Records.
- - - -

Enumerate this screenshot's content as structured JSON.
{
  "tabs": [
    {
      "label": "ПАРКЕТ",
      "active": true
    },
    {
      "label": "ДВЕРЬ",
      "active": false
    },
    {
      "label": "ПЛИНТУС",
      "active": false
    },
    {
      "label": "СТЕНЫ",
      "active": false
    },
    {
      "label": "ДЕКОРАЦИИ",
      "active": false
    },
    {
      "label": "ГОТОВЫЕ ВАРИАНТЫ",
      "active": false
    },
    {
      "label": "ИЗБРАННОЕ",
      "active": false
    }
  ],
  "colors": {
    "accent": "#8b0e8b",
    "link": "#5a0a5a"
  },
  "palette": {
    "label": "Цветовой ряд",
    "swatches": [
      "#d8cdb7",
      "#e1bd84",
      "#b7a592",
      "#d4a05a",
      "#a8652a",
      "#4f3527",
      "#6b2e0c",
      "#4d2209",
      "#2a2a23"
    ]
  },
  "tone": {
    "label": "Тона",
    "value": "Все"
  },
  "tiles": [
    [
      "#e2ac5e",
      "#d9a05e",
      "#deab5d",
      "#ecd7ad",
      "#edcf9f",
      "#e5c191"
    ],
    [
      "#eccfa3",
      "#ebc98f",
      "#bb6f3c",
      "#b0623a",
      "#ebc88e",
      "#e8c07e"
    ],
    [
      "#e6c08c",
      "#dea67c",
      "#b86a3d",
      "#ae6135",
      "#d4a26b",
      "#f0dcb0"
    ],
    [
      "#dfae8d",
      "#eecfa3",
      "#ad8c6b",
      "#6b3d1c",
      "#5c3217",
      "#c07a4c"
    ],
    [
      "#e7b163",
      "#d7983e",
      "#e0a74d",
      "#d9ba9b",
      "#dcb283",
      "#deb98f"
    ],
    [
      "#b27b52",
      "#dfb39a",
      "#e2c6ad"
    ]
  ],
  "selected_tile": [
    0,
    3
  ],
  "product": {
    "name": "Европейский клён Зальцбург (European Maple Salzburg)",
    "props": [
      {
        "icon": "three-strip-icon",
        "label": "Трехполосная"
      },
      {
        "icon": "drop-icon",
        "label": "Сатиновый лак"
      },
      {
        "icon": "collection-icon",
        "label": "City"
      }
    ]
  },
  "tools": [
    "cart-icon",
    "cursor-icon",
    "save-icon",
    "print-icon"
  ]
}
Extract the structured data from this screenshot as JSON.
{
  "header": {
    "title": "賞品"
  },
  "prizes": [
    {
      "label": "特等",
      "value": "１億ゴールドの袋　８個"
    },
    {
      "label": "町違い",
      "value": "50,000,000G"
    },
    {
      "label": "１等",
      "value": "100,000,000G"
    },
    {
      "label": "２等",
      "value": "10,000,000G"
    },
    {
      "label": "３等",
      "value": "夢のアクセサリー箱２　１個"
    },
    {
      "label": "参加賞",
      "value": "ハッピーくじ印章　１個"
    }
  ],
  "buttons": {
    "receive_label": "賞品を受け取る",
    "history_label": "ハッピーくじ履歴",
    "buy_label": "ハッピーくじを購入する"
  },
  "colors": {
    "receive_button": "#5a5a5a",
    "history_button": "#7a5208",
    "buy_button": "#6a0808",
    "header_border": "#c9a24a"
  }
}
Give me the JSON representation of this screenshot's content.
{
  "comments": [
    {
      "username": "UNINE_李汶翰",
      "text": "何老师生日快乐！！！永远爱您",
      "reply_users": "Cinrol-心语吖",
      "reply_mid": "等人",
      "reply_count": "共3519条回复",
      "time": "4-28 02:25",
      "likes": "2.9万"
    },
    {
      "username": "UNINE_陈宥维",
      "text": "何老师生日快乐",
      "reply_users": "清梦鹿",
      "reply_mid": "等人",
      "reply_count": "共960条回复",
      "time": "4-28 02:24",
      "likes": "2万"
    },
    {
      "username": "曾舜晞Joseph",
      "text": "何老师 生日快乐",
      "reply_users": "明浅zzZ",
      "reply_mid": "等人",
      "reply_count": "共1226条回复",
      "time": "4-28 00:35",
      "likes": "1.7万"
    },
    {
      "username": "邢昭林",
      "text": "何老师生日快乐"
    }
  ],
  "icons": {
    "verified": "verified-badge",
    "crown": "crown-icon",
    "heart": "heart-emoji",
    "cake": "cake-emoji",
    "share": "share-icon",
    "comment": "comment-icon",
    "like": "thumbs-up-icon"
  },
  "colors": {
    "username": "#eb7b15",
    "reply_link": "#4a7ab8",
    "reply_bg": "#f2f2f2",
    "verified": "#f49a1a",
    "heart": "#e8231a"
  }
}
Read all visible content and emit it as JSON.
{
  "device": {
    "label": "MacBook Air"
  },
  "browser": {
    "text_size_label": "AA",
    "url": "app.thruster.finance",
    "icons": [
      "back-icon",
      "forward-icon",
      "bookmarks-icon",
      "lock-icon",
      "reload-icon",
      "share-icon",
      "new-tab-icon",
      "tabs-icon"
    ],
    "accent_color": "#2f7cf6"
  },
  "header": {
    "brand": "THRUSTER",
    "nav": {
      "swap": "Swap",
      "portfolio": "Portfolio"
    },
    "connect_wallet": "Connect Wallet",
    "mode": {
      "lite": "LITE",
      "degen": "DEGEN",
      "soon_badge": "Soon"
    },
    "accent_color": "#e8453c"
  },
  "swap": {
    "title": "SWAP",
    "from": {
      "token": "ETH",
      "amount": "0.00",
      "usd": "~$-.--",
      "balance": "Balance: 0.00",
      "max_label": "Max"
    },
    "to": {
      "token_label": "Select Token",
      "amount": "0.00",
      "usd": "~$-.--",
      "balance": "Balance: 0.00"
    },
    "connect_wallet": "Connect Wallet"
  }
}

- - - -

Please repeat all the records above exactly as they appear.

Enumerate this screenshot's content as structured JSON.
{
  "tabs": [
    {
      "label": "ПАРКЕТ",
      "active": true
    },
    {
      "label": "ДВЕРЬ",
      "active": false
    },
    {
      "label": "ПЛИНТУС",
      "active": false
    },
    {
      "label": "СТЕНЫ",
      "active": false
    },
    {
      "label": "ДЕКОРАЦИИ",
      "active": false
    },
    {
      "label": "ГОТОВЫЕ ВАРИАНТЫ",
      "active": false
    },
    {
      "label": "ИЗБРАННОЕ",
      "active": false
    }
  ],
  "colors": {
    "accent": "#8b0e8b",
    "link": "#5a0a5a"
  },
  "palette": {
    "label": "Цветовой ряд",
    "swatches": [
      "#d8cdb7",
      "#e1bd84",
      "#b7a592",
      "#d4a05a",
      "#a8652a",
      "#4f3527",
      "#6b2e0c",
      "#4d2209",
      "#2a2a23"
    ]
  },
  "tone": {
    "label": "Тона",
    "value": "Все"
  },
  "tiles": [
    [
      "#e2ac5e",
      "#d9a05e",
      "#deab5d",
      "#ecd7ad",
      "#edcf9f",
      "#e5c191"
    ],
    [
      "#eccfa3",
      "#ebc98f",
      "#bb6f3c",
      "#b0623a",
      "#ebc88e",
      "#e8c07e"
    ],
    [
      "#e6c08c",
      "#dea67c",
      "#b86a3d",
      "#ae6135",
      "#d4a26b",
      "#f0dcb0"
    ],
    [
      "#dfae8d",
      "#eecfa3",
      "#ad8c6b",
      "#6b3d1c",
      "#5c3217",
      "#c07a4c"
    ],
    [
      "#e7b163",
      "#d7983e",
      "#e0a74d",
      "#d9ba9b",
      "#dcb283",
      "#deb98f"
    ],
    [
      "#b27b52",
      "#dfb39a",
      "#e2c6ad"
    ]
  ],
  "selected_tile": [
    0,
    3
  ],
  "product": {
    "name": "Европейский клён Зальцбург (European Maple Salzburg)",
    "props": [
      {
        "icon": "three-strip-icon",
        "label": "Трехполосная"
      },
      {
        "icon": "drop-icon",
        "label": "Сатиновый лак"
      },
      {
        "icon": "collection-icon",
        "label": "City"
      }
    ]
  },
  "tools": [
    "cart-icon",
    "cursor-icon",
    "save-icon",
    "print-icon"
  ]
}
Extract the structured data from this screenshot as JSON.
{
  "header": {
    "title": "賞品"
  },
  "prizes": [
    {
      "label": "特等",
      "value": "１億ゴールドの袋　８個"
    },
    {
      "label": "町違い",
      "value": "50,000,000G"
    },
    {
      "label": "１等",
      "value": "100,000,000G"
    },
    {
      "label": "２等",
      "value": "10,000,000G"
    },
    {
      "label": "３等",
      "value": "夢のアクセサリー箱２　１個"
    },
    {
      "label": "参加賞",
      "value": "ハッピーくじ印章　１個"
    }
  ],
  "buttons": {
    "receive_label": "賞品を受け取る",
    "history_label": "ハッピーくじ履歴",
    "buy_label": "ハッピーくじを購入する"
  },
  "colors": {
    "receive_button": "#5a5a5a",
    "history_button": "#7a5208",
    "buy_button": "#6a0808",
    "header_border": "#c9a24a"
  }
}
Give me the JSON representation of this screenshot's content.
{
  "comments": [
    {
      "username": "UNINE_李汶翰",
      "text": "何老师生日快乐！！！永远爱您",
      "reply_users": "Cinrol-心语吖",
      "reply_mid": "等人",
      "reply_count": "共3519条回复",
      "time": "4-28 02:25",
      "likes": "2.9万"
    },
    {
      "username": "UNINE_陈宥维",
      "text": "何老师生日快乐",
      "reply_users": "清梦鹿",
      "reply_mid": "等人",
      "reply_count": "共960条回复",
      "time": "4-28 02:24",
      "likes": "2万"
    },
    {
      "username": "曾舜晞Joseph",
      "text": "何老师 生日快乐",
      "reply_users": "明浅zzZ",
      "reply_mid": "等人",
      "reply_count": "共1226条回复",
      "time": "4-28 00:35",
      "likes": "1.7万"
    },
    {
      "username": "邢昭林",
      "text": "何老师生日快乐"
    }
  ],
  "icons": {
    "verified": "verified-badge",
    "crown": "crown-icon",
    "heart": "heart-emoji",
    "cake": "cake-emoji",
    "share": "share-icon",
    "comment": "comment-icon",
    "like": "thumbs-up-icon"
  },
  "colors": {
    "username": "#eb7b15",
    "reply_link": "#4a7ab8",
    "reply_bg": "#f2f2f2",
    "verified": "#f49a1a",
    "heart": "#e8231a"
  }
}
Read all visible content and emit it as JSON.
{
  "device": {
    "label": "MacBook Air"
  },
  "browser": {
    "text_size_label": "AA",
    "url": "app.thruster.finance",
    "icons": [
      "back-icon",
      "forward-icon",
      "bookmarks-icon",
      "lock-icon",
      "reload-icon",
      "share-icon",
      "new-tab-icon",
      "tabs-icon"
    ],
    "accent_color": "#2f7cf6"
  },
  "header": {
    "brand": "THRUSTER",
    "nav": {
      "swap": "Swap",
      "portfolio": "Portfolio"
    },
    "connect_wallet": "Connect Wallet",
    "mode": {
      "lite": "LITE",
      "degen": "DEGEN",
      "soon_badge": "Soon"
    },
    "accent_color": "#e8453c"
  },
  "swap": {
    "title": "SWAP",
    "from": {
      "token": "ETH",
      "amount": "0.00",
      "usd": "~$-.--",
      "balance": "Balance: 0.00",
      "max_label": "Max"
    },
    "to": {
      "token_label": "Select Token",
      "amount": "0.00",
      "usd": "~$-.--",
      "balance": "Balance: 0.00"
    },
    "connect_wallet": "Connect Wallet"
  }
}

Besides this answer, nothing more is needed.